### REQUIRED TASK
Check each line of the records below and collect those holding "pallide".

● ● ● ●

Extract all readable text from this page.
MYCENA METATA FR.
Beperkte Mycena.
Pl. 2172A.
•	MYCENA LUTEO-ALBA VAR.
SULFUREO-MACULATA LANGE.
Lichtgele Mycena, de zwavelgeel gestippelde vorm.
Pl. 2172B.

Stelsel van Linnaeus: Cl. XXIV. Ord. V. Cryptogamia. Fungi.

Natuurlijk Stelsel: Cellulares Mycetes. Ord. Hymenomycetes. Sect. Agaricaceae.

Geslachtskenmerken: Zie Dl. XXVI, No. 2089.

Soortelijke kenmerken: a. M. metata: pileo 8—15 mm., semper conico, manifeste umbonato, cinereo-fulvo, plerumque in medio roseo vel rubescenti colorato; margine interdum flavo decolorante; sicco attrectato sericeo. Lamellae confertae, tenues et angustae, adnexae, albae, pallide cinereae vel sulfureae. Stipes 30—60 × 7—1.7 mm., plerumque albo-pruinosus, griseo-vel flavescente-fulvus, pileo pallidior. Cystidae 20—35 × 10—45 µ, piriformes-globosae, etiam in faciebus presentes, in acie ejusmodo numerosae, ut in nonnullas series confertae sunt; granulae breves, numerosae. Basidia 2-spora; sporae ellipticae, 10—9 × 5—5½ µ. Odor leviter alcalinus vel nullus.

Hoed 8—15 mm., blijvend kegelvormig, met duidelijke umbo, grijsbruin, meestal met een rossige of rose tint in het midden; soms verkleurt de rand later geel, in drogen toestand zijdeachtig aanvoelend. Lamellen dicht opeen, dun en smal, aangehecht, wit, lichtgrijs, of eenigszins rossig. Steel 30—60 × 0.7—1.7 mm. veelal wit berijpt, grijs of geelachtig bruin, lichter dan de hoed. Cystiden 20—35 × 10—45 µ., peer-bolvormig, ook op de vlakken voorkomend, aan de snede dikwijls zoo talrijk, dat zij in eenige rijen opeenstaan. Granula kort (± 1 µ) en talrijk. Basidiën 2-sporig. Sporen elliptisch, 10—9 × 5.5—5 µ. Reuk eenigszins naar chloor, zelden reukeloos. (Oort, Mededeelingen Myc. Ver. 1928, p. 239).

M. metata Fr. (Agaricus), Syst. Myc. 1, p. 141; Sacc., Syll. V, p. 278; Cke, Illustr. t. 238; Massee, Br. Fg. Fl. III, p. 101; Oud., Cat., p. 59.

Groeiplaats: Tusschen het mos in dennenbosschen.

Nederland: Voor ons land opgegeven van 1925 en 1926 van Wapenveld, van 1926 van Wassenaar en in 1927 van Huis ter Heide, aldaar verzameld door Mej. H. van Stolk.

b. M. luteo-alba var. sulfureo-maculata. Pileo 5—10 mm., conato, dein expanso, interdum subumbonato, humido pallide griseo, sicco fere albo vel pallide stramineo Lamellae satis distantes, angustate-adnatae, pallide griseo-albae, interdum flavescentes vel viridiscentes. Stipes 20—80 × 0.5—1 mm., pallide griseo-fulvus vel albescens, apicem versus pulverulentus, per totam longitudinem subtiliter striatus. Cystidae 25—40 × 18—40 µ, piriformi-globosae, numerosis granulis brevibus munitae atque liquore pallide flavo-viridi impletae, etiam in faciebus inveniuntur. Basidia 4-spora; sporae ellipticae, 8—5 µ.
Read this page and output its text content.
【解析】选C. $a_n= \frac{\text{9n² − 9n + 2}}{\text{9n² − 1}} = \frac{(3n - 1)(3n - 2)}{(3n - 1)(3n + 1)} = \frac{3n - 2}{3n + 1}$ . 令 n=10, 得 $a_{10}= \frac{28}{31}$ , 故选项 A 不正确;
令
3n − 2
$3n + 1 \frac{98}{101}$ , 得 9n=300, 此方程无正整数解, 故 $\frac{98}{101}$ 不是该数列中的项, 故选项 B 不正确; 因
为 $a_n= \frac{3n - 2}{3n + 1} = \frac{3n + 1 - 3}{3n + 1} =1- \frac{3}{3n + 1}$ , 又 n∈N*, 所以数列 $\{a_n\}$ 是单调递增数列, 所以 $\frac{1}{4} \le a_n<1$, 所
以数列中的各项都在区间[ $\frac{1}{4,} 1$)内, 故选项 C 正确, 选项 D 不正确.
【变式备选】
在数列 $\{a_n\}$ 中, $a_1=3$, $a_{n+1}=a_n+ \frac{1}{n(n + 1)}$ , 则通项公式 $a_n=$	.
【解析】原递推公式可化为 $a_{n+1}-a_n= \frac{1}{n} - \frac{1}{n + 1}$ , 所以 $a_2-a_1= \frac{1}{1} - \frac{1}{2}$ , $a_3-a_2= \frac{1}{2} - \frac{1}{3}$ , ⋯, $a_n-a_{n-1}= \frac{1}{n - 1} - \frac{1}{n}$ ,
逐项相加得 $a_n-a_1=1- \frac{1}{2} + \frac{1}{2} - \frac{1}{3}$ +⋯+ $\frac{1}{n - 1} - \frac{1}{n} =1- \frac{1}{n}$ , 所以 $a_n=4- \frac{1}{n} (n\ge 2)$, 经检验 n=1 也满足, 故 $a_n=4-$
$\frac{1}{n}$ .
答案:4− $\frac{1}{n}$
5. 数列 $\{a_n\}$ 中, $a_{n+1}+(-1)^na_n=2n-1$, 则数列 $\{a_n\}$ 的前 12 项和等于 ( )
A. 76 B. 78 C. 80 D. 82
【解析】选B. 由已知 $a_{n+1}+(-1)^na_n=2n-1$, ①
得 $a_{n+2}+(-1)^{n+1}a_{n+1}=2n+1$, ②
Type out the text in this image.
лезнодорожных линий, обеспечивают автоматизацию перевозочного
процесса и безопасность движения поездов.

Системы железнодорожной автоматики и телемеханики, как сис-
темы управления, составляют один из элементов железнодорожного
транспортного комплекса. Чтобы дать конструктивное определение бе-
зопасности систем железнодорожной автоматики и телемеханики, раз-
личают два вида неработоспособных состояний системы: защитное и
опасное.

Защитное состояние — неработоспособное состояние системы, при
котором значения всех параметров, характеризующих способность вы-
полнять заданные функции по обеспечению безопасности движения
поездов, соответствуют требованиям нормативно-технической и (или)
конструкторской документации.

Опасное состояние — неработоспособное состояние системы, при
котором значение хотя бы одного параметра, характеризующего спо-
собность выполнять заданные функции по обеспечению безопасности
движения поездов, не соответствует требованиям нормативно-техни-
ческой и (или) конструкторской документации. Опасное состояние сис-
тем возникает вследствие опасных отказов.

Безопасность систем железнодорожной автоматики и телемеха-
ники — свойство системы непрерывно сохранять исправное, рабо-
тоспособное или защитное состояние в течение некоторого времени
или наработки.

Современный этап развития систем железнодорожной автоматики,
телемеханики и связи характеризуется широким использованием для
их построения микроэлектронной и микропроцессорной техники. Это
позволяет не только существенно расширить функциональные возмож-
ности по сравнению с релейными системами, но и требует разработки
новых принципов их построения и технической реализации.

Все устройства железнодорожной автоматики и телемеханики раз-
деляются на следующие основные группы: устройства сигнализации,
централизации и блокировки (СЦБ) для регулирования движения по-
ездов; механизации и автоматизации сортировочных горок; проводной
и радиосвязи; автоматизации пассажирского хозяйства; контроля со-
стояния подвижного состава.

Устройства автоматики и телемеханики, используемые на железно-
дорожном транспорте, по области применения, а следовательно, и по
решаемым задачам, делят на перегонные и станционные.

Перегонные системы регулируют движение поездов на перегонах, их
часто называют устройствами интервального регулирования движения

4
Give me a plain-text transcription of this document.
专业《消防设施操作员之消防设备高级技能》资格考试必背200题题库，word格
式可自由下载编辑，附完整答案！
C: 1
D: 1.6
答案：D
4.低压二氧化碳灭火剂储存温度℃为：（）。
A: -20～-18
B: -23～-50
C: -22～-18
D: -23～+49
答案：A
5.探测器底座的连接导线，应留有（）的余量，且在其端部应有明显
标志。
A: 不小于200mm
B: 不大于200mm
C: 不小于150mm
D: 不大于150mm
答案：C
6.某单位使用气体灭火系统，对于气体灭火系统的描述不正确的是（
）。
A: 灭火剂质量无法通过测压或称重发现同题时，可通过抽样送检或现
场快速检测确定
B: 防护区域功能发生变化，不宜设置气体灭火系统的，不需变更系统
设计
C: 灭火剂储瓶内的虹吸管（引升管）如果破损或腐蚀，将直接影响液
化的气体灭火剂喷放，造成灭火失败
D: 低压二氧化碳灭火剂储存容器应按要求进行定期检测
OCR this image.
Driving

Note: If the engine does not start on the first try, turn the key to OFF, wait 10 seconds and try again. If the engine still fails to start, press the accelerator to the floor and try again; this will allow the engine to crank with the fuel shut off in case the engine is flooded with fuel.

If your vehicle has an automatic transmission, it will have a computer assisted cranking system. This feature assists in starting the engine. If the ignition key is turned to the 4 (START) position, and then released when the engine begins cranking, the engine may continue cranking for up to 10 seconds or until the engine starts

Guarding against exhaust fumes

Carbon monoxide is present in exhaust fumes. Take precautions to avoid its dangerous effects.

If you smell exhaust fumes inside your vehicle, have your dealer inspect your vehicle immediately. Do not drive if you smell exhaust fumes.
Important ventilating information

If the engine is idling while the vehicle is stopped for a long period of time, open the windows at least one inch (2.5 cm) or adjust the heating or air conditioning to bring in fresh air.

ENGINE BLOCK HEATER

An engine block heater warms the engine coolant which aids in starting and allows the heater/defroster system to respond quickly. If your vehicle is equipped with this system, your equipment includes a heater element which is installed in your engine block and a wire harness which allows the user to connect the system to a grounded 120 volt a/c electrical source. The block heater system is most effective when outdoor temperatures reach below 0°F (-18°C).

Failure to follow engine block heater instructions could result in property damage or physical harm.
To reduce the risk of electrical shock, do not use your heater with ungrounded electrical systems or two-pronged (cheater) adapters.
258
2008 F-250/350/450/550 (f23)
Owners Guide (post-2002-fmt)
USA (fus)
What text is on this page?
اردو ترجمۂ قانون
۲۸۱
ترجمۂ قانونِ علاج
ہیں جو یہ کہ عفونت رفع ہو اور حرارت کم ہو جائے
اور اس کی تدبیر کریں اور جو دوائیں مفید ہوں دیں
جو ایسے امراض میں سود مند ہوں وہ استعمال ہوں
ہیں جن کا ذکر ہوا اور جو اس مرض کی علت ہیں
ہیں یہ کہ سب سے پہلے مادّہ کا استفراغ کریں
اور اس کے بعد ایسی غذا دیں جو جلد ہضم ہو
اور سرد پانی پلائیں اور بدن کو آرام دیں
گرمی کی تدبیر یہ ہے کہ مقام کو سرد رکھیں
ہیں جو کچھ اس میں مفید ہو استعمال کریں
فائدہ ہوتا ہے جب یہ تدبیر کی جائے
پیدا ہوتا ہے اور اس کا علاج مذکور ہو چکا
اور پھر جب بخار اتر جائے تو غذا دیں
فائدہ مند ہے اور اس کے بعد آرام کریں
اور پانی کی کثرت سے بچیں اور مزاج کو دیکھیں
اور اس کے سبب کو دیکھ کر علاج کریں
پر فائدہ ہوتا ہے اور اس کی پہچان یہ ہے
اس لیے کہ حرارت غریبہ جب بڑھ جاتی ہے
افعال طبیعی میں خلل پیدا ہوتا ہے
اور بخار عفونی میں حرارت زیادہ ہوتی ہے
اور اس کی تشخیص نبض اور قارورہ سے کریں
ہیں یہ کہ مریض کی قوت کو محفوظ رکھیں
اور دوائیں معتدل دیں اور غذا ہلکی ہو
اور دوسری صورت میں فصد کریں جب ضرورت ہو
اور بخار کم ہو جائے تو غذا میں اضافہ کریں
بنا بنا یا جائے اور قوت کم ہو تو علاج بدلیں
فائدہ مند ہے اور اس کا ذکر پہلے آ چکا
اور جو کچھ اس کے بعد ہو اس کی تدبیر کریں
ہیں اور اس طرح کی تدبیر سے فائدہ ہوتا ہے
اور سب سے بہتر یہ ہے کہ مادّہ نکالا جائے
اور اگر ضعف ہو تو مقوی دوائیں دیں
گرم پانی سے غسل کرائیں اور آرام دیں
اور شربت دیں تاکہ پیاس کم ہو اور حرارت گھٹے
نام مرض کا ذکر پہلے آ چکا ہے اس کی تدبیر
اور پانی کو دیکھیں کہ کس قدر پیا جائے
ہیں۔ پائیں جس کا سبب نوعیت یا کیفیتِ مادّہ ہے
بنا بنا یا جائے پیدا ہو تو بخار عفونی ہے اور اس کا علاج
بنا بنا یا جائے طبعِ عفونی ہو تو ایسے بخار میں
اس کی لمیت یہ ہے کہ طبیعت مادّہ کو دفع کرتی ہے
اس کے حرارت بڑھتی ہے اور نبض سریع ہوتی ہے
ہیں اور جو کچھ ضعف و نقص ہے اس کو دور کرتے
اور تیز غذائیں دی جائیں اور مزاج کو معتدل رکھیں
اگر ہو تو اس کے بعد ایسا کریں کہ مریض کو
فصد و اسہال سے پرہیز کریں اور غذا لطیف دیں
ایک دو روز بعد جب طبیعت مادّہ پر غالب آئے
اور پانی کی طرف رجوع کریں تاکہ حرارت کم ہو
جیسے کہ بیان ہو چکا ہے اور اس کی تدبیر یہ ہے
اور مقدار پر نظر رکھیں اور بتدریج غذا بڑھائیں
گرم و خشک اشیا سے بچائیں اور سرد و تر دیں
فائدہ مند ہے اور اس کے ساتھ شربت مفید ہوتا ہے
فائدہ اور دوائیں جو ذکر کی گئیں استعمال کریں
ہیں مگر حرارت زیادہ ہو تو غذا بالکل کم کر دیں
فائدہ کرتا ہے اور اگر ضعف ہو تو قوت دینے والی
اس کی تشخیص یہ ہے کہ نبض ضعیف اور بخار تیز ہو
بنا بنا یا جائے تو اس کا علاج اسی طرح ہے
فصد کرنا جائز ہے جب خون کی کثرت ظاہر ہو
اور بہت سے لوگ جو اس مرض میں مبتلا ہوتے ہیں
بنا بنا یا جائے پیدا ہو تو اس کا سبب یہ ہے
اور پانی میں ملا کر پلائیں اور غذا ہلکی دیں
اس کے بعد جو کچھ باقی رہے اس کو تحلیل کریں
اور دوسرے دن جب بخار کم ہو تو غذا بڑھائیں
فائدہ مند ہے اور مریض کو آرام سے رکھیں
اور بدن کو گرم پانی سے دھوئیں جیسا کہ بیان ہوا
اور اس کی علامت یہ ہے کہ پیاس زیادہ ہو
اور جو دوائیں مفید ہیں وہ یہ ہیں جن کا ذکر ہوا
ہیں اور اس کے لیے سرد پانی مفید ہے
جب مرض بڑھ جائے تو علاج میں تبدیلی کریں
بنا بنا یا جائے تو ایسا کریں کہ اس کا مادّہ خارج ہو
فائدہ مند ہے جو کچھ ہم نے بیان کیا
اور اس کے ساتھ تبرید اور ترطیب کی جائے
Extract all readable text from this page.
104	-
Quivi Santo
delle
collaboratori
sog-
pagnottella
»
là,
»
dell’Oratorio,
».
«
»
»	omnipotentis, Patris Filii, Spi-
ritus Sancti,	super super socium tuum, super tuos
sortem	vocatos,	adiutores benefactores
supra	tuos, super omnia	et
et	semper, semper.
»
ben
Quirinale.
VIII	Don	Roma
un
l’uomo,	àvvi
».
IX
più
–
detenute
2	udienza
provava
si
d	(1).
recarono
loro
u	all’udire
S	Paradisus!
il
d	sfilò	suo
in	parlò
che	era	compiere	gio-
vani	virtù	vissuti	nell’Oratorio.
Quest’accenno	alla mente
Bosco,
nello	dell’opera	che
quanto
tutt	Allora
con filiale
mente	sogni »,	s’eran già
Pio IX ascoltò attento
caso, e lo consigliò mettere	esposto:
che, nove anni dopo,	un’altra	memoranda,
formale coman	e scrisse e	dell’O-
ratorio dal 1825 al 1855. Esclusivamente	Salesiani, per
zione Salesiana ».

● ● ● ●

### PROBLEM SOLUTION
Soortelijke kenmerken: a. M. metata: pileo 8—15 mm., semper conico, manifeste umbonato, cinereo-fulvo, plerumque in medio roseo vel rubescenti colorato; margine interdum flavo decolorante; sicco attrectato sericeo. Lamellae confertae, tenues et angustae, adnexae, albae, pallide cinereae vel sulfureae. Stipes 30—60 × 7—1.7 mm., plerumque albo-pruinosus, griseo-vel flavescente-fulvus, pileo pallidior. Cystidae 20—35 × 10—45 µ, piriformes-globosae, etiam in faciebus presentes, in acie ejusmodo numerosae, ut in nonnullas series confertae sunt; granulae breves, numerosae. Basidia 2-spora; sporae ellipticae, 10—9 × 5—5½ µ. Odor leviter alcalinus vel nullus.
b. M. luteo-alba var. sulfureo-maculata. Pileo 5—10 mm., conato, dein expanso, interdum subumbonato, humido pallide griseo, sicco fere albo vel pallide stramineo Lamellae satis distantes, angustate-adnatae, pallide griseo-albae, interdum flavescentes vel viridiscentes. Stipes 20—80 × 0.5—1 mm., pallide griseo-fulvus vel albescens, apicem versus pulverulentus, per totam longitudinem subtiliter striatus. Cystidae 25—40 × 18—40 µ, piriformi-globosae, numerosis granulis brevibus munitae atque liquore pallide flavo-viridi impletae, etiam in faciebus inveniuntur. Basidia 4-spora; sporae ellipticae, 8—5 µ.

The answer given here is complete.